What you have to do → Reproduce the data exactly and drop any pictures it holds.

--- start Available records ---

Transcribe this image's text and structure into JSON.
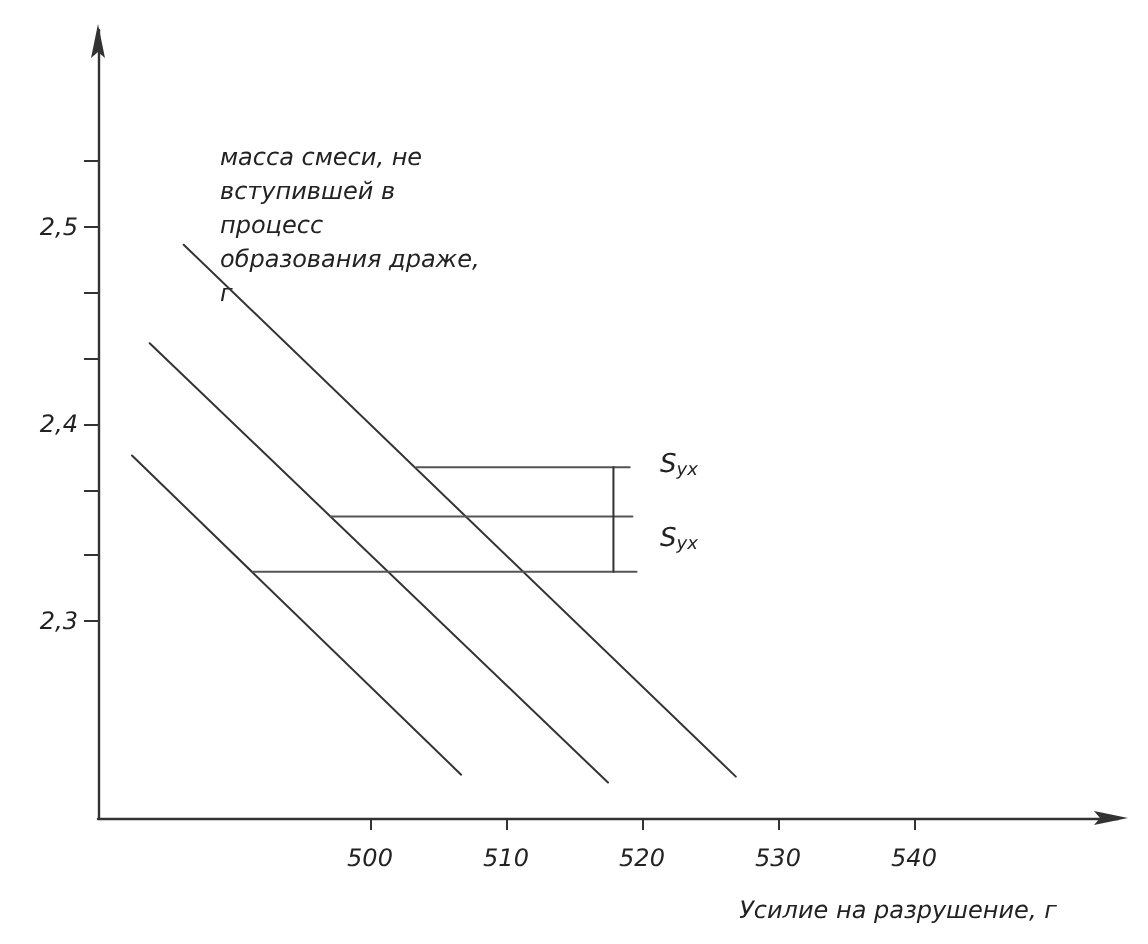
{
  "chart_data": {
    "type": "line",
    "ylabel": "масса смеси, не вступившей в процесс образования драже, г",
    "xlabel": "Усилие на разрушение, г",
    "xlim": [
      480,
      555
    ],
    "xticks": [
      500,
      510,
      520,
      530,
      540
    ],
    "ylim": [
      2.2,
      2.6
    ],
    "yticks": [
      {
        "value": 2.3,
        "label": "2,3"
      },
      {
        "value": 2.3333,
        "label": null
      },
      {
        "value": 2.3667,
        "label": null
      },
      {
        "value": 2.4,
        "label": "2,4"
      },
      {
        "value": 2.4333,
        "label": null
      },
      {
        "value": 2.4667,
        "label": null
      },
      {
        "value": 2.5,
        "label": "2,5"
      },
      {
        "value": 2.5333,
        "label": null
      }
    ],
    "marker": "none",
    "line_style": "solid",
    "grid": false,
    "series": [
      {
        "color": "#333333",
        "x": [
          486.3,
          526.9
        ],
        "values": [
          2.491,
          2.221
        ]
      },
      {
        "color": "#333333",
        "x": [
          483.8,
          517.5
        ],
        "values": [
          2.441,
          2.218
        ]
      },
      {
        "color": "#333333",
        "x": [
          482.5,
          506.7
        ],
        "values": [
          2.384,
          2.222
        ]
      },
      {
        "color": "#555555",
        "x": [
          503.4,
          519.1
        ],
        "values": [
          2.378,
          2.378
        ]
      },
      {
        "color": "#555555",
        "x": [
          497.1,
          519.3
        ],
        "values": [
          2.353,
          2.353
        ]
      },
      {
        "color": "#555555",
        "x": [
          491.4,
          519.6
        ],
        "values": [
          2.325,
          2.325
        ]
      },
      {
        "color": "#333333",
        "x": [
          517.9,
          517.9
        ],
        "values": [
          2.378,
          2.325
        ]
      }
    ],
    "annotations": [
      "S$_{yx}$",
      "S$_{yx}$"
    ]
  }
}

--- end Available records ---

The answer →
Transcribe this image's text and structure into JSON.
{
  "chart_data": {
    "type": "line",
    "ylabel": "масса смеси, не вступившей в процесс образования драже, г",
    "xlabel": "Усилие на разрушение, г",
    "xlim": [
      480,
      555
    ],
    "xticks": [
      500,
      510,
      520,
      530,
      540
    ],
    "ylim": [
      2.2,
      2.6
    ],
    "yticks": [
      {
        "value": 2.3,
        "label": "2,3"
      },
      {
        "value": 2.3333,
        "label": null
      },
      {
        "value": 2.3667,
        "label": null
      },
      {
        "value": 2.4,
        "label": "2,4"
      },
      {
        "value": 2.4333,
        "label": null
      },
      {
        "value": 2.4667,
        "label": null
      },
      {
        "value": 2.5,
        "label": "2,5"
      },
      {
        "value": 2.5333,
        "label": null
      }
    ],
    "marker": "none",
    "line_style": "solid",
    "grid": false,
    "series": [
      {
        "color": "#333333",
        "x": [
          486.3,
          526.9
        ],
        "values": [
          2.491,
          2.221
        ]
      },
      {
        "color": "#333333",
        "x": [
          483.8,
          517.5
        ],
        "values": [
          2.441,
          2.218
        ]
      },
      {
        "color": "#333333",
        "x": [
          482.5,
          506.7
        ],
        "values": [
          2.384,
          2.222
        ]
      },
      {
        "color": "#555555",
        "x": [
          503.4,
          519.1
        ],
        "values": [
          2.378,
          2.378
        ]
      },
      {
        "color": "#555555",
        "x": [
          497.1,
          519.3
        ],
        "values": [
          2.353,
          2.353
        ]
      },
      {
        "color": "#555555",
        "x": [
          491.4,
          519.6
        ],
        "values": [
          2.325,
          2.325
        ]
      },
      {
        "color": "#333333",
        "x": [
          517.9,
          517.9
        ],
        "values": [
          2.378,
          2.325
        ]
      }
    ],
    "annotations": [
      "S$_{yx}$",
      "S$_{yx}$"
    ]
  }
}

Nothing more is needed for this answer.